* **RECORDS FOR THIS EXERCISE**:
********************
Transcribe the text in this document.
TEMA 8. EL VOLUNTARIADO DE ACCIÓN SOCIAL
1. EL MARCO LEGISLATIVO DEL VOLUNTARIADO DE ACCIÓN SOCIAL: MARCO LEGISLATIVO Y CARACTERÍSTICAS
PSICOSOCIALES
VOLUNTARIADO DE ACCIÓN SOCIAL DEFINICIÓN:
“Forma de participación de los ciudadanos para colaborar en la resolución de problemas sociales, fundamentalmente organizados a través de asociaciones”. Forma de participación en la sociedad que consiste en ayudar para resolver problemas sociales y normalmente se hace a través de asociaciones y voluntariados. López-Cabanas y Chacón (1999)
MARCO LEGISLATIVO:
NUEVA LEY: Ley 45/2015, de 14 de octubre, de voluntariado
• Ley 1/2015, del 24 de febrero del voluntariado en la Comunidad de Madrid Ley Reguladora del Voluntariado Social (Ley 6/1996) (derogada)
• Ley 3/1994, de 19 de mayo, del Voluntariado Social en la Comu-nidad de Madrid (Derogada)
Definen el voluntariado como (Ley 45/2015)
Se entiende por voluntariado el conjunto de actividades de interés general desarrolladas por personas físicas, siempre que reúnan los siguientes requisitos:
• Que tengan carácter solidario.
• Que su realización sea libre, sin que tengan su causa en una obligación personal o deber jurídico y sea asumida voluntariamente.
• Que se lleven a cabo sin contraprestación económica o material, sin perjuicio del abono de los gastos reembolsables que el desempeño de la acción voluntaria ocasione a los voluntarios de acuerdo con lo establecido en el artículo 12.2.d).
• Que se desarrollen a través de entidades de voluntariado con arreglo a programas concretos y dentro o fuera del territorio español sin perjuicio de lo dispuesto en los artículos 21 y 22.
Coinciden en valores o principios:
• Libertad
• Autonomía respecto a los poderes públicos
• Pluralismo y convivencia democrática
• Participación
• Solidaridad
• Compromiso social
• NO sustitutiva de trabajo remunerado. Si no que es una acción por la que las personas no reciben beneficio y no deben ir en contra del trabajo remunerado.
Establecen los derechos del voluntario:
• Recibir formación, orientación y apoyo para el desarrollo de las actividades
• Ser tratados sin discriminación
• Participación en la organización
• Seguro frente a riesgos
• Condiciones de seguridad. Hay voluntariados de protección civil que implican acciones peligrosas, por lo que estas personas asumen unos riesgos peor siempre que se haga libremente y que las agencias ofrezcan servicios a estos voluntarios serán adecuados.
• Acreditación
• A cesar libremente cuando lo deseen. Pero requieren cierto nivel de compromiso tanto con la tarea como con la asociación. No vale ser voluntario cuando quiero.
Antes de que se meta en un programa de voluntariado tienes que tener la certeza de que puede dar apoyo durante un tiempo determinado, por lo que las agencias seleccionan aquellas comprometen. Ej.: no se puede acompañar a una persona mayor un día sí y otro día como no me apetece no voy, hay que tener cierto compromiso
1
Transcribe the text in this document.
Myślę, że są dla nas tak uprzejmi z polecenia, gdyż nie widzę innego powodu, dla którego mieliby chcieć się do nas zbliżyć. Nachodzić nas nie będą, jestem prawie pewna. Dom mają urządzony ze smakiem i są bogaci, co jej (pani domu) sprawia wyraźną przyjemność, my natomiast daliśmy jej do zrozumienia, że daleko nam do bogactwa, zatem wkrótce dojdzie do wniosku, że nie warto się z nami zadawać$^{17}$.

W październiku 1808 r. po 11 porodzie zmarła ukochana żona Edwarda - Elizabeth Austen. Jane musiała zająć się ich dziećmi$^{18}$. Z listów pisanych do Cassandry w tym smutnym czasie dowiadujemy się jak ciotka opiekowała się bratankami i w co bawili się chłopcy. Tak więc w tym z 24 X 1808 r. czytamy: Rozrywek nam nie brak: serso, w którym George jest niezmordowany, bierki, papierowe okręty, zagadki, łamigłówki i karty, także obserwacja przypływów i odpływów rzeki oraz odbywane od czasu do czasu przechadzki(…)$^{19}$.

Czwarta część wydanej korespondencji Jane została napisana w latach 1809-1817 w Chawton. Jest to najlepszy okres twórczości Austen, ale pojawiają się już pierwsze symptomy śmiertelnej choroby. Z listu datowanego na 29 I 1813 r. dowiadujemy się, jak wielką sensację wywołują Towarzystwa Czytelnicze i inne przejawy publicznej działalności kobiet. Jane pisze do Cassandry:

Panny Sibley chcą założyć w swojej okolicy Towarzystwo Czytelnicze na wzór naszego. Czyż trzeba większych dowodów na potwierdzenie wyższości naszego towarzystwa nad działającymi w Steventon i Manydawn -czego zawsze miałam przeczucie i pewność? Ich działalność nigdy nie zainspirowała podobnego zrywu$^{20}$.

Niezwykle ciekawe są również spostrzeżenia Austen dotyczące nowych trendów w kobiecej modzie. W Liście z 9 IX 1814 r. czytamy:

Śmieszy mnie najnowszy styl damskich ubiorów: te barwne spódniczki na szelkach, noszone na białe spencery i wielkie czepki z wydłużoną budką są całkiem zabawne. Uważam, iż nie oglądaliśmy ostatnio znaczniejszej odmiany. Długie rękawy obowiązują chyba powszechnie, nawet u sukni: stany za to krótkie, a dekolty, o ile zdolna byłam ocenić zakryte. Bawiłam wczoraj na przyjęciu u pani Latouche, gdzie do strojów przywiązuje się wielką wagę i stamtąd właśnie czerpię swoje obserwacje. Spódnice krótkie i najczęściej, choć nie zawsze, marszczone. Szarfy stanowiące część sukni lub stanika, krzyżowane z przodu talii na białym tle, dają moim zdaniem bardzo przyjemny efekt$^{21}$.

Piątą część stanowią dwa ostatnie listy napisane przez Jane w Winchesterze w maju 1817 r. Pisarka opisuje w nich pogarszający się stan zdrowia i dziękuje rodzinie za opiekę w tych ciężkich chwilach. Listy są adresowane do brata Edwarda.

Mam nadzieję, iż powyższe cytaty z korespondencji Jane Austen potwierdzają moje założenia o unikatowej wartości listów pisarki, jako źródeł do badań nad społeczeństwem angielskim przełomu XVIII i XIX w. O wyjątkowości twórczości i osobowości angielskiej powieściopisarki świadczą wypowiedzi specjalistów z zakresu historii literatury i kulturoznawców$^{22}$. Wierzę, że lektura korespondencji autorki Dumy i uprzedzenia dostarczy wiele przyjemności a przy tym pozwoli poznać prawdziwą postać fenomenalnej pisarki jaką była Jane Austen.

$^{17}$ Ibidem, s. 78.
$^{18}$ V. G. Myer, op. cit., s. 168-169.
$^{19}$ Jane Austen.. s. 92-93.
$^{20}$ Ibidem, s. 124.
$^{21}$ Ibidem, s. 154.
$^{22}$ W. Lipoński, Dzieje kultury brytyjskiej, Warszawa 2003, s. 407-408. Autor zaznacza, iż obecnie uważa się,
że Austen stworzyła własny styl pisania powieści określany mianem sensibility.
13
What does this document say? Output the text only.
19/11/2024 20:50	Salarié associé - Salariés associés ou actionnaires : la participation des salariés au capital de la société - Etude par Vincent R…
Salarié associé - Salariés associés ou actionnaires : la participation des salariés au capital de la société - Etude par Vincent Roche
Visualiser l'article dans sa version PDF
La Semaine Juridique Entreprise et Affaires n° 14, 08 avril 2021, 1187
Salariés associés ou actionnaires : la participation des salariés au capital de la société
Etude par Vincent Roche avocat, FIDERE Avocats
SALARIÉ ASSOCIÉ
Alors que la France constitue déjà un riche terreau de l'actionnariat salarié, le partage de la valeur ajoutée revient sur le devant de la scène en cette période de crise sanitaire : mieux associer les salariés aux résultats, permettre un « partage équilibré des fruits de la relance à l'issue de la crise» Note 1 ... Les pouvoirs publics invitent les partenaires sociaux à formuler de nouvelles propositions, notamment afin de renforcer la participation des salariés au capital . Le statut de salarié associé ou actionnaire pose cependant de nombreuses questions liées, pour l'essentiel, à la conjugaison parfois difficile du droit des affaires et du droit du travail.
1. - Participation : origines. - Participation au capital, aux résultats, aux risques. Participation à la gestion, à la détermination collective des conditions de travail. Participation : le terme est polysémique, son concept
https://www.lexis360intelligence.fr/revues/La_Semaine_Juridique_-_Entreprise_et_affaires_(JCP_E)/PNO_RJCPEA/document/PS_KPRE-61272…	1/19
********************
Copy each line containing the word "riesgos" from the data.

• Seguro frente a riesgos
• Condiciones de seguridad. Hay voluntariados de protección civil que implican acciones peligrosas, por lo que estas personas asumen unos riesgos peor siempre que se haga libremente y que las agencias ofrezcan servicios a estos voluntarios serán adecuados.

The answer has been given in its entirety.